== Aim of the exercise ==
Copy out each line exactly; pictures stay out of the copy.

>> Start

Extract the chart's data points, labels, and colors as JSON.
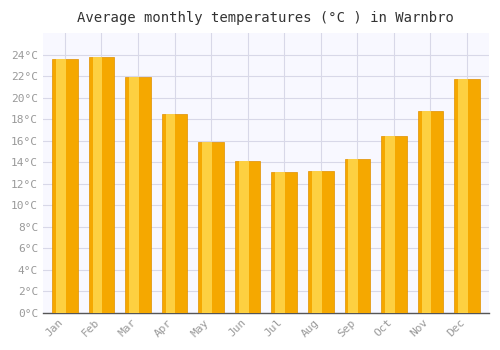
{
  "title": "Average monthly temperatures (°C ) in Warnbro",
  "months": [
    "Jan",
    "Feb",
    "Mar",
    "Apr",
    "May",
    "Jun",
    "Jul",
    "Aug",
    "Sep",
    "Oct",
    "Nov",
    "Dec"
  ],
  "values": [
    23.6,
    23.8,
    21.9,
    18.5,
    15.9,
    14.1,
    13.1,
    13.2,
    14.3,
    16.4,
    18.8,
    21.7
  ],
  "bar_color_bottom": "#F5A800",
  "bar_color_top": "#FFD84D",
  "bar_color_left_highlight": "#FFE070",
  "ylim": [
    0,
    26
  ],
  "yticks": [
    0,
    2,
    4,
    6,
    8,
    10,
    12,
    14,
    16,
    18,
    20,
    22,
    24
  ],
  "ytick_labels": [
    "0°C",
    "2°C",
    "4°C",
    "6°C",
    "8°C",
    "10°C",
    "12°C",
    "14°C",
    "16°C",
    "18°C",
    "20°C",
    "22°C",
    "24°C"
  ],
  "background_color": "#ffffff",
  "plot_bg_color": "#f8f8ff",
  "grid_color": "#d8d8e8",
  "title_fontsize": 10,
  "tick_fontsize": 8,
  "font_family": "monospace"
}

>> End

== The solution ==
Extract the chart's data points, labels, and colors as JSON.
{
  "title": "Average monthly temperatures (°C ) in Warnbro",
  "months": [
    "Jan",
    "Feb",
    "Mar",
    "Apr",
    "May",
    "Jun",
    "Jul",
    "Aug",
    "Sep",
    "Oct",
    "Nov",
    "Dec"
  ],
  "values": [
    23.6,
    23.8,
    21.9,
    18.5,
    15.9,
    14.1,
    13.1,
    13.2,
    14.3,
    16.4,
    18.8,
    21.7
  ],
  "bar_color_bottom": "#F5A800",
  "bar_color_top": "#FFD84D",
  "bar_color_left_highlight": "#FFE070",
  "ylim": [
    0,
    26
  ],
  "yticks": [
    0,
    2,
    4,
    6,
    8,
    10,
    12,
    14,
    16,
    18,
    20,
    22,
    24
  ],
  "ytick_labels": [
    "0°C",
    "2°C",
    "4°C",
    "6°C",
    "8°C",
    "10°C",
    "12°C",
    "14°C",
    "16°C",
    "18°C",
    "20°C",
    "22°C",
    "24°C"
  ],
  "background_color": "#ffffff",
  "plot_bg_color": "#f8f8ff",
  "grid_color": "#d8d8e8",
  "title_fontsize": 10,
  "tick_fontsize": 8,
  "font_family": "monospace"
}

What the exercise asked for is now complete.